◆ **REQUIREMENT**:
Looking at the listing, state how many of its lines contain the string "description". Write only the number.
───── GIVEN ENTRIES ─────
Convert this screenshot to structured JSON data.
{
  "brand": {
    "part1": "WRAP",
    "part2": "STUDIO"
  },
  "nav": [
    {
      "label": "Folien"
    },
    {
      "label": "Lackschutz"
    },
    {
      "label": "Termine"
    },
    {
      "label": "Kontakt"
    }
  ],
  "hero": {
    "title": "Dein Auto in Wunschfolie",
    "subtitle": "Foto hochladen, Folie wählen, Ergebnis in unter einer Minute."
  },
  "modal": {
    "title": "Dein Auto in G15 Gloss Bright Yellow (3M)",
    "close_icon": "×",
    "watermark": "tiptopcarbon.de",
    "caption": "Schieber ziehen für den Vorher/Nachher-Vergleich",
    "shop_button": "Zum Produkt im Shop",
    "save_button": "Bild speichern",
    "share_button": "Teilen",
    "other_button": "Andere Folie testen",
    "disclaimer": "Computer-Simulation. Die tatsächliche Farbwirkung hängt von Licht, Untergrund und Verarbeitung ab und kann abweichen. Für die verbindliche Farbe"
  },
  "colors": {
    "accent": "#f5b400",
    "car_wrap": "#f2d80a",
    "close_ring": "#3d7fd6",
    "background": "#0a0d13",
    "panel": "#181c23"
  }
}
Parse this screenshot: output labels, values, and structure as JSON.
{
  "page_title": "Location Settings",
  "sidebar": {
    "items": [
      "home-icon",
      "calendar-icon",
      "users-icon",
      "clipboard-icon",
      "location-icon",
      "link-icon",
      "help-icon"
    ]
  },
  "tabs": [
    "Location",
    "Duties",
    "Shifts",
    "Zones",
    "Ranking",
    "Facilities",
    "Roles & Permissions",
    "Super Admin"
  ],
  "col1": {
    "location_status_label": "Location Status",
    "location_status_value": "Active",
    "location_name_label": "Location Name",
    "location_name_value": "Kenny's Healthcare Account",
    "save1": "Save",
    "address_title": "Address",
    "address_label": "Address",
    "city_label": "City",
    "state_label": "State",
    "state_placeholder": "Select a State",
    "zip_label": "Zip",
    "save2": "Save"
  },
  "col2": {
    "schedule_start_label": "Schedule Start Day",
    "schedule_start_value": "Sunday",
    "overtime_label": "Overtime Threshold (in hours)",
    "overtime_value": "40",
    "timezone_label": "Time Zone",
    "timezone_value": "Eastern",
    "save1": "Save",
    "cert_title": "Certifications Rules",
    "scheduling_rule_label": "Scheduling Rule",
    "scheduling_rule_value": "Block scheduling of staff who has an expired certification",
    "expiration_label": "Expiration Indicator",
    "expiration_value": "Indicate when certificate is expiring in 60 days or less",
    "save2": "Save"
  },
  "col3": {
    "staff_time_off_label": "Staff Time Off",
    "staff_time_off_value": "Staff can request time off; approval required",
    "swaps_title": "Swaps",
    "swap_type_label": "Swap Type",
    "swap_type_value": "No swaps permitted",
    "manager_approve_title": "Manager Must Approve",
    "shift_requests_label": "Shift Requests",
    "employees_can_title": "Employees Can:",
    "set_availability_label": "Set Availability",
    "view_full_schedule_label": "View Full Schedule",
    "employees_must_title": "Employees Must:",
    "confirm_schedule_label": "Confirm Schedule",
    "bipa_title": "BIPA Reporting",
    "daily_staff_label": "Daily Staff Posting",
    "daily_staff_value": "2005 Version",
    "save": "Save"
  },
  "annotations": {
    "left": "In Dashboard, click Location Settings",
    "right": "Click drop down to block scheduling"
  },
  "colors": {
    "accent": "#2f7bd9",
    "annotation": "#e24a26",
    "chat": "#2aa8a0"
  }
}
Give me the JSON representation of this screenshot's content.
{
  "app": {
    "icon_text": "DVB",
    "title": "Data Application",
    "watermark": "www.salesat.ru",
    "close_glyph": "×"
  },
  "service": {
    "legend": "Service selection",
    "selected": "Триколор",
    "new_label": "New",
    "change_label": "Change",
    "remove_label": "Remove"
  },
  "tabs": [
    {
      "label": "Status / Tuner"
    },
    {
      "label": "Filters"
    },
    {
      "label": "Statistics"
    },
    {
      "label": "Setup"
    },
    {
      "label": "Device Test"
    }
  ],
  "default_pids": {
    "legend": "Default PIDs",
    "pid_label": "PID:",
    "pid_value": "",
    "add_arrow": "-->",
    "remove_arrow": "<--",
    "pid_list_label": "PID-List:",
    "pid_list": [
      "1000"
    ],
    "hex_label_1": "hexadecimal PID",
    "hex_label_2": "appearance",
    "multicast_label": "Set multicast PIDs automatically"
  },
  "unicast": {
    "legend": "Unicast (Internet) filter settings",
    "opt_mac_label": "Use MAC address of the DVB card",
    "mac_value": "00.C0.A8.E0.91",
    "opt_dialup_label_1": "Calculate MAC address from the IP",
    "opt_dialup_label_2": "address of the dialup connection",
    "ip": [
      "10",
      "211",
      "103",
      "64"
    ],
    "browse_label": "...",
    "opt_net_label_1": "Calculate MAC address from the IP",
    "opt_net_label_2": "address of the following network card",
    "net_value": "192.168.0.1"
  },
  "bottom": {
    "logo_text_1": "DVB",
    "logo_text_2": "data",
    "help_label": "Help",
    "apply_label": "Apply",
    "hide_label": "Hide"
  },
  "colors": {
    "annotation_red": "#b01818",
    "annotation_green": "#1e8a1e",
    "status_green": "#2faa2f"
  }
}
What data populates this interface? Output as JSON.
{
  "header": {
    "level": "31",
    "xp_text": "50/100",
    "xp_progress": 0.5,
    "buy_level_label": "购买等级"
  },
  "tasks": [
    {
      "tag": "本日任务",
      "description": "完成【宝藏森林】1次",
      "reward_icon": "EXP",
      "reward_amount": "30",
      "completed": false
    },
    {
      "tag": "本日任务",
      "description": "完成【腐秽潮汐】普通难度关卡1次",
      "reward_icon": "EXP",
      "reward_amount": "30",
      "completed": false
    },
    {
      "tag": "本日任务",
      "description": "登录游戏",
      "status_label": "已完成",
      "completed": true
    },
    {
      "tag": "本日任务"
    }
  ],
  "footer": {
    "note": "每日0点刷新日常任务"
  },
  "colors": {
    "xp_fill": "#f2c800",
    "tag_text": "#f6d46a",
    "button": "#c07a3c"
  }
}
─────
◆ **ANSWER BELOW**:
3